**Requirements:** Reproduce every line of the listing as written, apart from the pictures.

+-------+

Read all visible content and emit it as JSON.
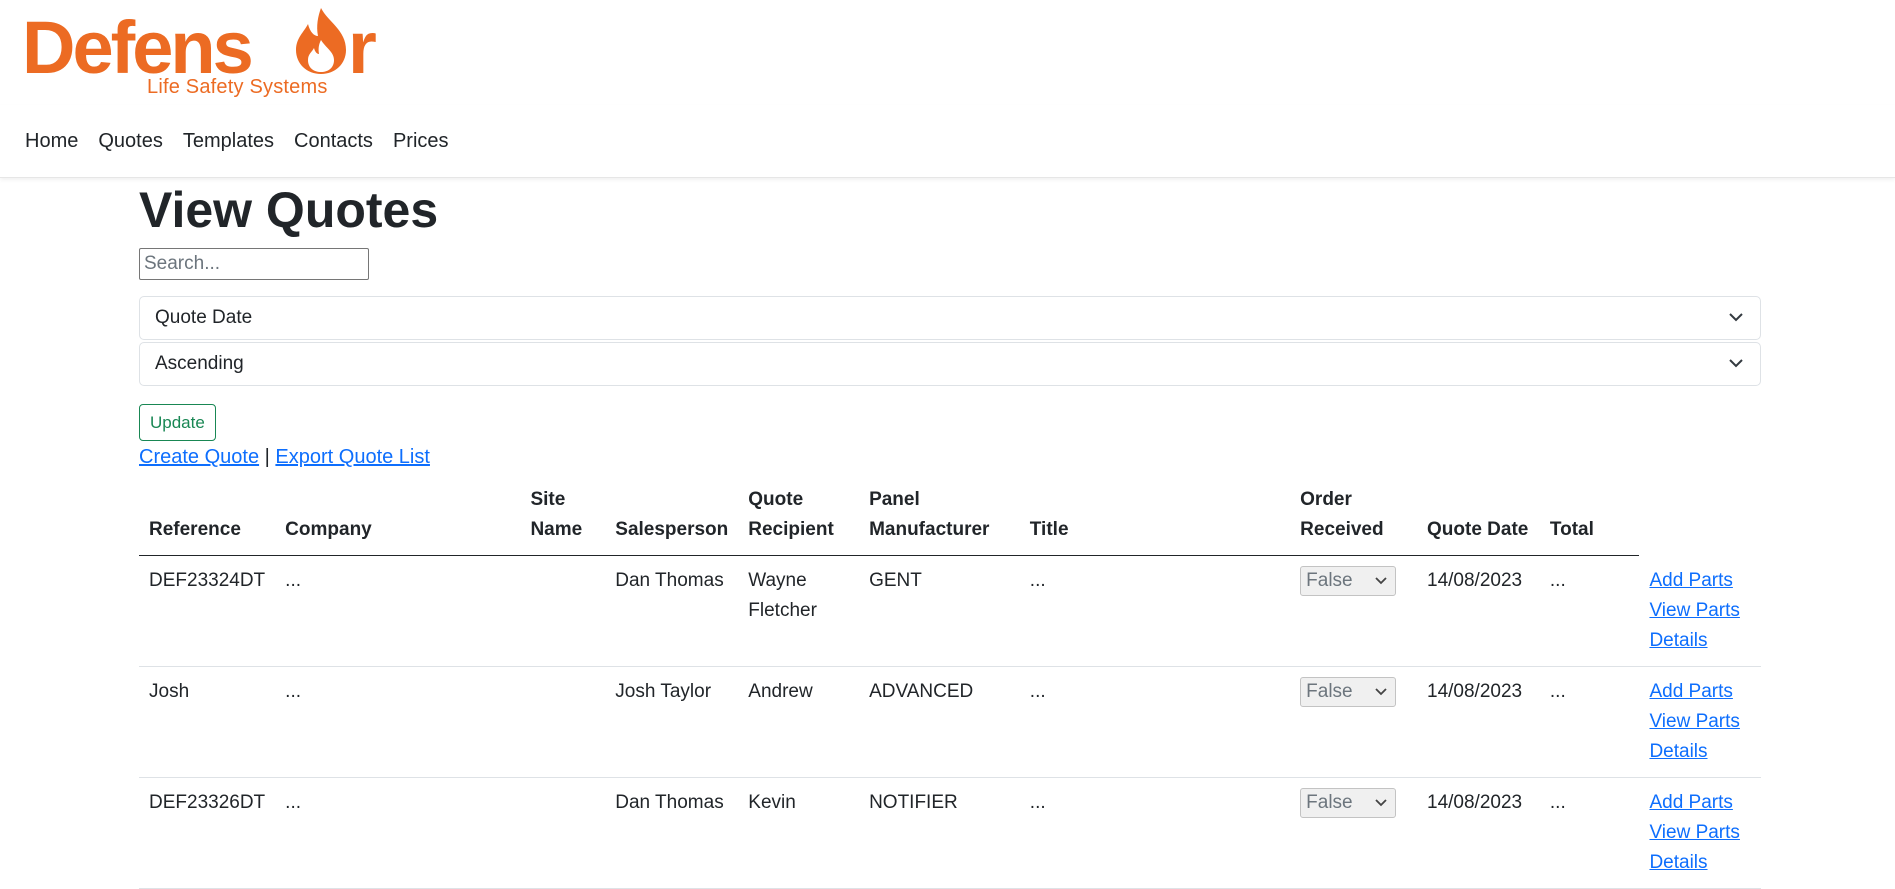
{
  "brand": {
    "name": "Defensor",
    "tagline": "Life Safety Systems",
    "color": "#ec6b23"
  },
  "nav": {
    "items": [
      "Home",
      "Quotes",
      "Templates",
      "Contacts",
      "Prices"
    ]
  },
  "page": {
    "title": "View Quotes",
    "search_placeholder": "Search...",
    "sort_field": "Quote Date",
    "sort_order": "Ascending",
    "update_label": "Update",
    "create_link": "Create Quote",
    "separator": "|",
    "export_link": "Export Quote List"
  },
  "table": {
    "headers": [
      "Reference",
      "Company",
      "Site Name",
      "Salesperson",
      "Quote Recipient",
      "Panel Manufacturer",
      "Title",
      "Order Received",
      "Quote Date",
      "Total"
    ],
    "actions": [
      "Add Parts",
      "View Parts",
      "Details"
    ],
    "rows": [
      {
        "reference": "DEF23324DT",
        "company": "...",
        "site_name": "",
        "salesperson": "Dan Thomas",
        "recipient": "Wayne Fletcher",
        "panel": "GENT",
        "title": "...",
        "order_received": "False",
        "quote_date": "14/08/2023",
        "total": "..."
      },
      {
        "reference": "Josh",
        "company": "...",
        "site_name": "",
        "salesperson": "Josh Taylor",
        "recipient": "Andrew",
        "panel": "ADVANCED",
        "title": "...",
        "order_received": "False",
        "quote_date": "14/08/2023",
        "total": "..."
      },
      {
        "reference": "DEF23326DT",
        "company": "...",
        "site_name": "",
        "salesperson": "Dan Thomas",
        "recipient": "Kevin",
        "panel": "NOTIFIER",
        "title": "...",
        "order_received": "False",
        "quote_date": "14/08/2023",
        "total": "..."
      }
    ]
  }
}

+-------+

**Problem solution:**
Read all visible content and emit it as JSON.
{
  "brand": {
    "name": "Defensor",
    "tagline": "Life Safety Systems",
    "color": "#ec6b23"
  },
  "nav": {
    "items": [
      "Home",
      "Quotes",
      "Templates",
      "Contacts",
      "Prices"
    ]
  },
  "page": {
    "title": "View Quotes",
    "search_placeholder": "Search...",
    "sort_field": "Quote Date",
    "sort_order": "Ascending",
    "update_label": "Update",
    "create_link": "Create Quote",
    "separator": "|",
    "export_link": "Export Quote List"
  },
  "table": {
    "headers": [
      "Reference",
      "Company",
      "Site Name",
      "Salesperson",
      "Quote Recipient",
      "Panel Manufacturer",
      "Title",
      "Order Received",
      "Quote Date",
      "Total"
    ],
    "actions": [
      "Add Parts",
      "View Parts",
      "Details"
    ],
    "rows": [
      {
        "reference": "DEF23324DT",
        "company": "...",
        "site_name": "",
        "salesperson": "Dan Thomas",
        "recipient": "Wayne Fletcher",
        "panel": "GENT",
        "title": "...",
        "order_received": "False",
        "quote_date": "14/08/2023",
        "total": "..."
      },
      {
        "reference": "Josh",
        "company": "...",
        "site_name": "",
        "salesperson": "Josh Taylor",
        "recipient": "Andrew",
        "panel": "ADVANCED",
        "title": "...",
        "order_received": "False",
        "quote_date": "14/08/2023",
        "total": "..."
      },
      {
        "reference": "DEF23326DT",
        "company": "...",
        "site_name": "",
        "salesperson": "Dan Thomas",
        "recipient": "Kevin",
        "panel": "NOTIFIER",
        "title": "...",
        "order_received": "False",
        "quote_date": "14/08/2023",
        "total": "..."
      }
    ]
  }
}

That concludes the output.